(Items from a figure collection)

::::

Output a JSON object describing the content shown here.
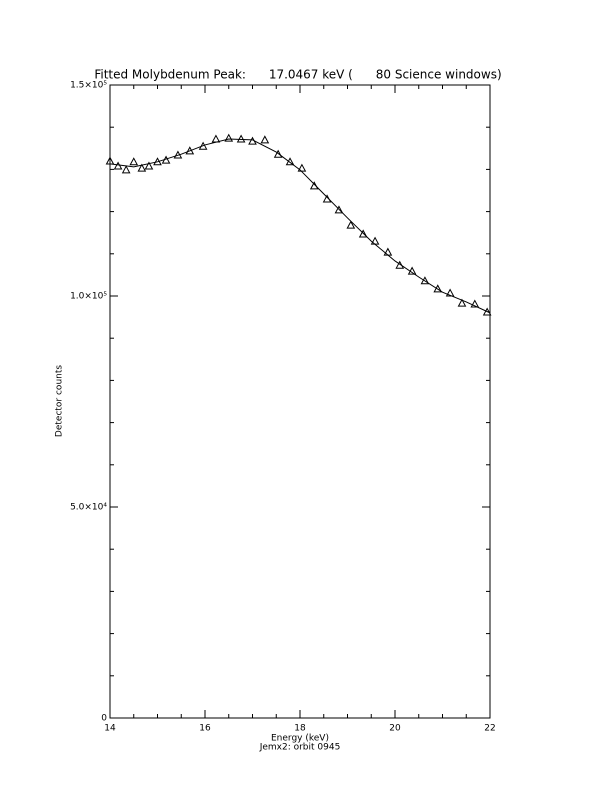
{
  "chart_data": {
    "type": "scatter",
    "title": "Fitted Molybdenum Peak:      17.0467 keV (      80 Science windows)",
    "x_label": "Energy (keV)",
    "subtitle": "Jemx2: orbit 0945",
    "y_label": "Detector counts",
    "xlim": [
      14,
      22
    ],
    "ylim": [
      0,
      150000
    ],
    "xticks": [
      14,
      16,
      18,
      20,
      22
    ],
    "yticks": [
      {
        "value": 0,
        "label": "0"
      },
      {
        "value": 50000,
        "label": "5.0×10⁴"
      },
      {
        "value": 100000,
        "label": "1.0×10⁵"
      },
      {
        "value": 150000,
        "label": "1.5×10⁵"
      }
    ],
    "x_minor_ticks": [
      14.5,
      15,
      15.5,
      16.5,
      17,
      17.5,
      18.5,
      19,
      19.5,
      20.5,
      21,
      21.5
    ],
    "y_minor_ticks": [
      10000,
      20000,
      30000,
      40000,
      60000,
      70000,
      80000,
      90000,
      110000,
      120000,
      130000,
      140000
    ],
    "series": [
      {
        "style": "markers",
        "marker": "triangle",
        "color": "#000000",
        "x": [
          14.0,
          14.17,
          14.34,
          14.5,
          14.67,
          14.82,
          15.0,
          15.18,
          15.43,
          15.68,
          15.96,
          16.23,
          16.5,
          16.76,
          17.0,
          17.26,
          17.54,
          17.79,
          18.04,
          18.3,
          18.57,
          18.82,
          19.07,
          19.33,
          19.58,
          19.85,
          20.1,
          20.36,
          20.63,
          20.9,
          21.16,
          21.41,
          21.68,
          21.94
        ],
        "values": [
          132000,
          130800,
          129900,
          131800,
          130300,
          130800,
          131800,
          132200,
          133400,
          134400,
          135500,
          137200,
          137400,
          137200,
          136700,
          137000,
          133600,
          131800,
          130300,
          126100,
          123000,
          120400,
          116800,
          114700,
          113000,
          110400,
          107300,
          105900,
          103600,
          101700,
          100700,
          98300,
          98100,
          96200
        ]
      },
      {
        "style": "line",
        "color": "#000000",
        "x": [
          14,
          14.5,
          15,
          15.5,
          16,
          16.5,
          17,
          17.5,
          18,
          18.5,
          19,
          19.5,
          20,
          20.5,
          21,
          21.5,
          22
        ],
        "values": [
          131300,
          130600,
          131800,
          133600,
          135800,
          137200,
          137000,
          134100,
          129900,
          124200,
          118500,
          113000,
          108300,
          104500,
          100900,
          98600,
          96000
        ]
      }
    ]
  }
}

::::

TO BE DONE ▸
Set the data above down again exactly as given, with no pictures.

THE RESULT ▸
Output a JSON object describing the content shown here.
{
  "chart_data": {
    "type": "scatter",
    "title": "Fitted Molybdenum Peak:      17.0467 keV (      80 Science windows)",
    "x_label": "Energy (keV)",
    "subtitle": "Jemx2: orbit 0945",
    "y_label": "Detector counts",
    "xlim": [
      14,
      22
    ],
    "ylim": [
      0,
      150000
    ],
    "xticks": [
      14,
      16,
      18,
      20,
      22
    ],
    "yticks": [
      {
        "value": 0,
        "label": "0"
      },
      {
        "value": 50000,
        "label": "5.0×10⁴"
      },
      {
        "value": 100000,
        "label": "1.0×10⁵"
      },
      {
        "value": 150000,
        "label": "1.5×10⁵"
      }
    ],
    "x_minor_ticks": [
      14.5,
      15,
      15.5,
      16.5,
      17,
      17.5,
      18.5,
      19,
      19.5,
      20.5,
      21,
      21.5
    ],
    "y_minor_ticks": [
      10000,
      20000,
      30000,
      40000,
      60000,
      70000,
      80000,
      90000,
      110000,
      120000,
      130000,
      140000
    ],
    "series": [
      {
        "style": "markers",
        "marker": "triangle",
        "color": "#000000",
        "x": [
          14.0,
          14.17,
          14.34,
          14.5,
          14.67,
          14.82,
          15.0,
          15.18,
          15.43,
          15.68,
          15.96,
          16.23,
          16.5,
          16.76,
          17.0,
          17.26,
          17.54,
          17.79,
          18.04,
          18.3,
          18.57,
          18.82,
          19.07,
          19.33,
          19.58,
          19.85,
          20.1,
          20.36,
          20.63,
          20.9,
          21.16,
          21.41,
          21.68,
          21.94
        ],
        "values": [
          132000,
          130800,
          129900,
          131800,
          130300,
          130800,
          131800,
          132200,
          133400,
          134400,
          135500,
          137200,
          137400,
          137200,
          136700,
          137000,
          133600,
          131800,
          130300,
          126100,
          123000,
          120400,
          116800,
          114700,
          113000,
          110400,
          107300,
          105900,
          103600,
          101700,
          100700,
          98300,
          98100,
          96200
        ]
      },
      {
        "style": "line",
        "color": "#000000",
        "x": [
          14,
          14.5,
          15,
          15.5,
          16,
          16.5,
          17,
          17.5,
          18,
          18.5,
          19,
          19.5,
          20,
          20.5,
          21,
          21.5,
          22
        ],
        "values": [
          131300,
          130600,
          131800,
          133600,
          135800,
          137200,
          137000,
          134100,
          129900,
          124200,
          118500,
          113000,
          108300,
          104500,
          100900,
          98600,
          96000
        ]
      }
    ]
  }
}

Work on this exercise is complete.